+++ Record list

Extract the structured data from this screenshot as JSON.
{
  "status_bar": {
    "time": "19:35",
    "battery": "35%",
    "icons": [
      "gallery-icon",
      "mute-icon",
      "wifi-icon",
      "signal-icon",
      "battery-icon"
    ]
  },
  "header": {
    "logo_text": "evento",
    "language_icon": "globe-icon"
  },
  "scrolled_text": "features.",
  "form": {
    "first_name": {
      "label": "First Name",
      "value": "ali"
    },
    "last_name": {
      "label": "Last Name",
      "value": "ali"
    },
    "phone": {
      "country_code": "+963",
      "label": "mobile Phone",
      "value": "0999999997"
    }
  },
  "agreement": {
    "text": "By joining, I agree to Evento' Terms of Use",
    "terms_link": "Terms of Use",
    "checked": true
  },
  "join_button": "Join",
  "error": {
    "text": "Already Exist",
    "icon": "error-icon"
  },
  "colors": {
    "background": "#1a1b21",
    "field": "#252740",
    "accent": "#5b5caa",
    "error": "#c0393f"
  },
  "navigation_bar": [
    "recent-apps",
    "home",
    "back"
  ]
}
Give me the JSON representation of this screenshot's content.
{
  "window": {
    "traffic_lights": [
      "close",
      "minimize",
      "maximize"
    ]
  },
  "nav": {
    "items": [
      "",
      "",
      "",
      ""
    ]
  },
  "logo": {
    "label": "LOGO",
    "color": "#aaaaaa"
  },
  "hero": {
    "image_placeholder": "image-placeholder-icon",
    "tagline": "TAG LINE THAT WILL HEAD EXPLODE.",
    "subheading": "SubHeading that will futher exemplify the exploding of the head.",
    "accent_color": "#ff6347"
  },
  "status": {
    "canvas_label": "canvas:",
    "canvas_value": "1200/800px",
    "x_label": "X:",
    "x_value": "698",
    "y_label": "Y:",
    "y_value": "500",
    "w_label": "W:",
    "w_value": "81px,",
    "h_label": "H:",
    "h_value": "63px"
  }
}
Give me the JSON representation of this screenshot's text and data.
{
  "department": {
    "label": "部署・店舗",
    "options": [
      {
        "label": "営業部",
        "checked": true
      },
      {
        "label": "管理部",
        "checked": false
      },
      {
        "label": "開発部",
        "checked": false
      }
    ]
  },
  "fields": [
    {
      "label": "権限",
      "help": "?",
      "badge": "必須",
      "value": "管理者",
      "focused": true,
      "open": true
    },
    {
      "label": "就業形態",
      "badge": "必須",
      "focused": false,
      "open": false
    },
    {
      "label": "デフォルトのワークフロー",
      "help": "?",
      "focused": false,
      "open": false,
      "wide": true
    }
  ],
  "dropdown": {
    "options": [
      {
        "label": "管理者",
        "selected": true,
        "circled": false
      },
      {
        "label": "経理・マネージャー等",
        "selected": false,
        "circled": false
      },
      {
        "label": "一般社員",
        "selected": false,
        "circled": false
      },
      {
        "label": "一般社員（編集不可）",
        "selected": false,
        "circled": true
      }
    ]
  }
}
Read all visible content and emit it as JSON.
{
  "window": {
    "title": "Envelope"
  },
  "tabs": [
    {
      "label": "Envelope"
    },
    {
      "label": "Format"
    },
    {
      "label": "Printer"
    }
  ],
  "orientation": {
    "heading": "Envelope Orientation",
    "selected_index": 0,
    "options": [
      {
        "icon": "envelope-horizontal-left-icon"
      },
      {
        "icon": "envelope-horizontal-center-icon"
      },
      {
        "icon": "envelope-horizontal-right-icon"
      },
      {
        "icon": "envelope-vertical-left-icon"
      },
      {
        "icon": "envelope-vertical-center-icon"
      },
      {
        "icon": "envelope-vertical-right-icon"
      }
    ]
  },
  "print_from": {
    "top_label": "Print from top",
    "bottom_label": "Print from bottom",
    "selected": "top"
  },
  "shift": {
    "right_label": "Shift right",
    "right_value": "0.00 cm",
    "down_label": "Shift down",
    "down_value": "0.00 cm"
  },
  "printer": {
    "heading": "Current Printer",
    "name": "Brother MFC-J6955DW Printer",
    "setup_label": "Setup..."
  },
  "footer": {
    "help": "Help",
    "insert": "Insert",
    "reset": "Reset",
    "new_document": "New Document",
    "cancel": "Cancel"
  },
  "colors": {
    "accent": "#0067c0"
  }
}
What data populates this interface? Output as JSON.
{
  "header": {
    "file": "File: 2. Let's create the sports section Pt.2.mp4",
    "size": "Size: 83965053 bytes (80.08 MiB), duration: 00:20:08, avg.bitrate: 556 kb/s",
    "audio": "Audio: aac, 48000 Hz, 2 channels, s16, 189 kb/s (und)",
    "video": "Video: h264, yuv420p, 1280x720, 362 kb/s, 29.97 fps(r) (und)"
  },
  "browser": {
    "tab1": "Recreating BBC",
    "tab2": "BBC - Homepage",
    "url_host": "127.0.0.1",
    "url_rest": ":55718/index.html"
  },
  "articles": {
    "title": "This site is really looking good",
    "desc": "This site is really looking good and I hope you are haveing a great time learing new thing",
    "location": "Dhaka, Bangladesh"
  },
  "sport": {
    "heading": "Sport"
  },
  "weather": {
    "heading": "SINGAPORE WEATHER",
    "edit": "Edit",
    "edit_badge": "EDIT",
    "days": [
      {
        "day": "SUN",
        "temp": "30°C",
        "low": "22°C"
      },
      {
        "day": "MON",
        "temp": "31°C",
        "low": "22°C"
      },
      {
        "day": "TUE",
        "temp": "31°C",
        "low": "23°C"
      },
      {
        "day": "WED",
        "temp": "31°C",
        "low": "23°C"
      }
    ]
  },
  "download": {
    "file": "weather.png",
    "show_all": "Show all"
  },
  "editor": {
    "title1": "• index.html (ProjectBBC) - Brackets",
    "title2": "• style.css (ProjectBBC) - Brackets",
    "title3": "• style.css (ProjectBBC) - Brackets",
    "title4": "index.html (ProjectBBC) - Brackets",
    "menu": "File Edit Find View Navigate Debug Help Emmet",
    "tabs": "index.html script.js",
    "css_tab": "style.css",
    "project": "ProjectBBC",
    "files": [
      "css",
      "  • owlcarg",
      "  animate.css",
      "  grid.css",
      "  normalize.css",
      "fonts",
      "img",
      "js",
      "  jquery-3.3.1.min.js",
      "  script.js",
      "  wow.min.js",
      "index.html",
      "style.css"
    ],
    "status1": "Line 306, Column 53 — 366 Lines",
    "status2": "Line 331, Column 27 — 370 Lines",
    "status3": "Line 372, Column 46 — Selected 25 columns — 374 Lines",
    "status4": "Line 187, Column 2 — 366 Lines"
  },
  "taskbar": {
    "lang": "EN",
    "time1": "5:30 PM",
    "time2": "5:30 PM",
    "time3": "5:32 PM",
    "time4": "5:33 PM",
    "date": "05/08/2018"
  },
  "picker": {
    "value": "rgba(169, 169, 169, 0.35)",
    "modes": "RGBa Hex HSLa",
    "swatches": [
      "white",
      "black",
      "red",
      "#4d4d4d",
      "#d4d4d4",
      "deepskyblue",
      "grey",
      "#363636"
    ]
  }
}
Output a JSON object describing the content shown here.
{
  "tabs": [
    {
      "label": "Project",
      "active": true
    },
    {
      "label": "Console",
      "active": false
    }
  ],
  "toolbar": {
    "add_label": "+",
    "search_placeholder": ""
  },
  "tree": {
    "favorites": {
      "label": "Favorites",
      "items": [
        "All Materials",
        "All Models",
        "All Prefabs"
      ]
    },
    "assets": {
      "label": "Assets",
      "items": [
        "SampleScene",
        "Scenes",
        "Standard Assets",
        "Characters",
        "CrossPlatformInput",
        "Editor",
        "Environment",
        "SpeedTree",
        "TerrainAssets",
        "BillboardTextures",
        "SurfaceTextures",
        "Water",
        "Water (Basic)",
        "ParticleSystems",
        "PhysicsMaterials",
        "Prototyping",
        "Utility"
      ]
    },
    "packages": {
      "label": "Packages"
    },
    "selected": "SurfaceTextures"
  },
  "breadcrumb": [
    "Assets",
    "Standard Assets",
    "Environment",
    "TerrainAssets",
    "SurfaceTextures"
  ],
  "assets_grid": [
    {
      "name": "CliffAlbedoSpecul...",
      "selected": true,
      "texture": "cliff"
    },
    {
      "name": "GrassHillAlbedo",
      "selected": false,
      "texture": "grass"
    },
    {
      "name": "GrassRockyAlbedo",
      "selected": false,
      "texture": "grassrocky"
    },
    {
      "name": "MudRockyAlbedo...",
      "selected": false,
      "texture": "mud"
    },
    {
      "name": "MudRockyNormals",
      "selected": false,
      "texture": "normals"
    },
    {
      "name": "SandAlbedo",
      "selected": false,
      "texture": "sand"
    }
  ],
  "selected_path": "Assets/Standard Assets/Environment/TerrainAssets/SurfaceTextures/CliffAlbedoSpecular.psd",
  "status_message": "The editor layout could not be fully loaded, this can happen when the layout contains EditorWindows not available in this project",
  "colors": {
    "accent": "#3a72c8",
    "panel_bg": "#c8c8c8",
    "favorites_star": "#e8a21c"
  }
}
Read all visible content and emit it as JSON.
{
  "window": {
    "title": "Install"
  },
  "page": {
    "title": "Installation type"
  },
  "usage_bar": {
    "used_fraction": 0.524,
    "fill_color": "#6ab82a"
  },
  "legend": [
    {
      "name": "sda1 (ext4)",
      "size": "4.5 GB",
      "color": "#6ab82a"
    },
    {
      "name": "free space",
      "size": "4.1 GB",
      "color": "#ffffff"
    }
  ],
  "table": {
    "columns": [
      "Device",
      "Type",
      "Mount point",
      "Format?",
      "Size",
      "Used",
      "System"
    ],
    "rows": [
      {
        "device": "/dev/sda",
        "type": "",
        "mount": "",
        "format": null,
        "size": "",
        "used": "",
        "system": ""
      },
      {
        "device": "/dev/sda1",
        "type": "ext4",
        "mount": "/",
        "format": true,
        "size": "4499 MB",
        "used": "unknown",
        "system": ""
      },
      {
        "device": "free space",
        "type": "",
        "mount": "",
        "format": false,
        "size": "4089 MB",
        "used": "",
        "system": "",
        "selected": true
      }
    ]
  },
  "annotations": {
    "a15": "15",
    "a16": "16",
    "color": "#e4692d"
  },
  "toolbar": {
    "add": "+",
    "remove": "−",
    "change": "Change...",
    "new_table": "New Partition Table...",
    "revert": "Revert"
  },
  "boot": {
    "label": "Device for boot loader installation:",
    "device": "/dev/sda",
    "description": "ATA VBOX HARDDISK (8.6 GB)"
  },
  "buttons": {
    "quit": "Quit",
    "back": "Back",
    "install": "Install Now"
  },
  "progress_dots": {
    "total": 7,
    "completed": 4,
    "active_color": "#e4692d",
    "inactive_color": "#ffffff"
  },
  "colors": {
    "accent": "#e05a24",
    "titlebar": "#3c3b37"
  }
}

++++++

Scan the listing above for the word "data" and show each line where it is found.

* **Problem solution**:
Extract the structured data from this screenshot as JSON.
Give me the JSON representation of this screenshot's text and data.
What data populates this interface? Output as JSON.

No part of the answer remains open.